__Objective__: Repeat every line of the material, character for character.

__Listed entries__:
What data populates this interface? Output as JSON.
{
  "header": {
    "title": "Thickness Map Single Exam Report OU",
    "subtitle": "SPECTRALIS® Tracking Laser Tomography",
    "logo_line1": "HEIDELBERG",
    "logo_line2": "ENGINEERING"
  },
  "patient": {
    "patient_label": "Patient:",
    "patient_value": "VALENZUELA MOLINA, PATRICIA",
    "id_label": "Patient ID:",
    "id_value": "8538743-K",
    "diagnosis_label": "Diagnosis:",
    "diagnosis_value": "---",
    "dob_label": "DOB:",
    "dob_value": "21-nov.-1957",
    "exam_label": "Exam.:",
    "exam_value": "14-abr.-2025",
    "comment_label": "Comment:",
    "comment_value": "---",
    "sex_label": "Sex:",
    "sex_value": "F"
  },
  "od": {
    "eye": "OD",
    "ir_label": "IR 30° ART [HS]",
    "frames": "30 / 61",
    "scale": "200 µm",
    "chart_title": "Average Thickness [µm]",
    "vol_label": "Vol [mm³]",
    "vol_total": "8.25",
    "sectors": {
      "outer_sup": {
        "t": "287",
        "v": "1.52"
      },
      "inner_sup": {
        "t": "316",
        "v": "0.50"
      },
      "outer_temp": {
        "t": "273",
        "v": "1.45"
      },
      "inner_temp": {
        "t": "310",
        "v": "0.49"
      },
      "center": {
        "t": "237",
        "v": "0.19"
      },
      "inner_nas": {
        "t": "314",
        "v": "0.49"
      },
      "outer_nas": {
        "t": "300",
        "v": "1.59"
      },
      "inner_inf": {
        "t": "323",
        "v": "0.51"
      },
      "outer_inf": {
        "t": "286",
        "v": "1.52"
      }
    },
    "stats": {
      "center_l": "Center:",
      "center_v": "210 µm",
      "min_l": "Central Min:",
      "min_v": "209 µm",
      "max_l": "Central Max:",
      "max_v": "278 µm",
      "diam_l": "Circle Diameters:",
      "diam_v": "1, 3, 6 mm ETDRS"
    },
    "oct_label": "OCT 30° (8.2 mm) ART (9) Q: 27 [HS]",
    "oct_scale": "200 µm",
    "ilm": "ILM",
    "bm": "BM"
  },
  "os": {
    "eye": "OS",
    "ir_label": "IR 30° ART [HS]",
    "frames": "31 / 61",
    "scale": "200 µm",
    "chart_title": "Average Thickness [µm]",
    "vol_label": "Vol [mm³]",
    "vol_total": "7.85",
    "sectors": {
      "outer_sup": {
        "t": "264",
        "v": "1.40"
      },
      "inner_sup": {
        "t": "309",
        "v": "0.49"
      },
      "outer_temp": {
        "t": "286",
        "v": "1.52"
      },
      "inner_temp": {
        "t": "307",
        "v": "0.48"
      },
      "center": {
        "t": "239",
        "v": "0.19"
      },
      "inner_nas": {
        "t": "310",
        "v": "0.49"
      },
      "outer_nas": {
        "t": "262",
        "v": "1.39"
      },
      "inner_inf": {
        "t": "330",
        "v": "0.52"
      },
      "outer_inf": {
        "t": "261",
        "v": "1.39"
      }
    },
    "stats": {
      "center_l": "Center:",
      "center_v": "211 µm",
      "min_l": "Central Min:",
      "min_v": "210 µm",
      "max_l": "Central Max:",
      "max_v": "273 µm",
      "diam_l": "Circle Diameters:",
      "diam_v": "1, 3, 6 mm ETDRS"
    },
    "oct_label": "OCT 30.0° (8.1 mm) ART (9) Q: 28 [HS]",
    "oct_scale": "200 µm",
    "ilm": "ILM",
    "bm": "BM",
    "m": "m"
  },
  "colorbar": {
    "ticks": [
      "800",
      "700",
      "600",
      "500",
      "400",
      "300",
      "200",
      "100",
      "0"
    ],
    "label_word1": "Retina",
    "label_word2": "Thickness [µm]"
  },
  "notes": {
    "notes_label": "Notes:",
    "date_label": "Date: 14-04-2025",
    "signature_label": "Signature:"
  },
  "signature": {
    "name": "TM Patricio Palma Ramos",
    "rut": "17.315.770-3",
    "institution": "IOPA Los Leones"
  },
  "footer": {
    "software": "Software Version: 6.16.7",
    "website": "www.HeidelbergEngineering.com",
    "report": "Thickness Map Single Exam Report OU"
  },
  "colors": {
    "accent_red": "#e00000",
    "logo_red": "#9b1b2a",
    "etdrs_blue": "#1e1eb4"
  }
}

__Final result__:
What data populates this interface? Output as JSON.
{
  "header": {
    "title": "Thickness Map Single Exam Report OU",
    "subtitle": "SPECTRALIS® Tracking Laser Tomography",
    "logo_line1": "HEIDELBERG",
    "logo_line2": "ENGINEERING"
  },
  "patient": {
    "patient_label": "Patient:",
    "patient_value": "VALENZUELA MOLINA, PATRICIA",
    "id_label": "Patient ID:",
    "id_value": "8538743-K",
    "diagnosis_label": "Diagnosis:",
    "diagnosis_value": "---",
    "dob_label": "DOB:",
    "dob_value": "21-nov.-1957",
    "exam_label": "Exam.:",
    "exam_value": "14-abr.-2025",
    "comment_label": "Comment:",
    "comment_value": "---",
    "sex_label": "Sex:",
    "sex_value": "F"
  },
  "od": {
    "eye": "OD",
    "ir_label": "IR 30° ART [HS]",
    "frames": "30 / 61",
    "scale": "200 µm",
    "chart_title": "Average Thickness [µm]",
    "vol_label": "Vol [mm³]",
    "vol_total": "8.25",
    "sectors": {
      "outer_sup": {
        "t": "287",
        "v": "1.52"
      },
      "inner_sup": {
        "t": "316",
        "v": "0.50"
      },
      "outer_temp": {
        "t": "273",
        "v": "1.45"
      },
      "inner_temp": {
        "t": "310",
        "v": "0.49"
      },
      "center": {
        "t": "237",
        "v": "0.19"
      },
      "inner_nas": {
        "t": "314",
        "v": "0.49"
      },
      "outer_nas": {
        "t": "300",
        "v": "1.59"
      },
      "inner_inf": {
        "t": "323",
        "v": "0.51"
      },
      "outer_inf": {
        "t": "286",
        "v": "1.52"
      }
    },
    "stats": {
      "center_l": "Center:",
      "center_v": "210 µm",
      "min_l": "Central Min:",
      "min_v": "209 µm",
      "max_l": "Central Max:",
      "max_v": "278 µm",
      "diam_l": "Circle Diameters:",
      "diam_v": "1, 3, 6 mm ETDRS"
    },
    "oct_label": "OCT 30° (8.2 mm) ART (9) Q: 27 [HS]",
    "oct_scale": "200 µm",
    "ilm": "ILM",
    "bm": "BM"
  },
  "os": {
    "eye": "OS",
    "ir_label": "IR 30° ART [HS]",
    "frames": "31 / 61",
    "scale": "200 µm",
    "chart_title": "Average Thickness [µm]",
    "vol_label": "Vol [mm³]",
    "vol_total": "7.85",
    "sectors": {
      "outer_sup": {
        "t": "264",
        "v": "1.40"
      },
      "inner_sup": {
        "t": "309",
        "v": "0.49"
      },
      "outer_temp": {
        "t": "286",
        "v": "1.52"
      },
      "inner_temp": {
        "t": "307",
        "v": "0.48"
      },
      "center": {
        "t": "239",
        "v": "0.19"
      },
      "inner_nas": {
        "t": "310",
        "v": "0.49"
      },
      "outer_nas": {
        "t": "262",
        "v": "1.39"
      },
      "inner_inf": {
        "t": "330",
        "v": "0.52"
      },
      "outer_inf": {
        "t": "261",
        "v": "1.39"
      }
    },
    "stats": {
      "center_l": "Center:",
      "center_v": "211 µm",
      "min_l": "Central Min:",
      "min_v": "210 µm",
      "max_l": "Central Max:",
      "max_v": "273 µm",
      "diam_l": "Circle Diameters:",
      "diam_v": "1, 3, 6 mm ETDRS"
    },
    "oct_label": "OCT 30.0° (8.1 mm) ART (9) Q: 28 [HS]",
    "oct_scale": "200 µm",
    "ilm": "ILM",
    "bm": "BM",
    "m": "m"
  },
  "colorbar": {
    "ticks": [
      "800",
      "700",
      "600",
      "500",
      "400",
      "300",
      "200",
      "100",
      "0"
    ],
    "label_word1": "Retina",
    "label_word2": "Thickness [µm]"
  },
  "notes": {
    "notes_label": "Notes:",
    "date_label": "Date: 14-04-2025",
    "signature_label": "Signature:"
  },
  "signature": {
    "name": "TM Patricio Palma Ramos",
    "rut": "17.315.770-3",
    "institution": "IOPA Los Leones"
  },
  "footer": {
    "software": "Software Version: 6.16.7",
    "website": "www.HeidelbergEngineering.com",
    "report": "Thickness Map Single Exam Report OU"
  },
  "colors": {
    "accent_red": "#e00000",
    "logo_red": "#9b1b2a",
    "etdrs_blue": "#1e1eb4"
  }
}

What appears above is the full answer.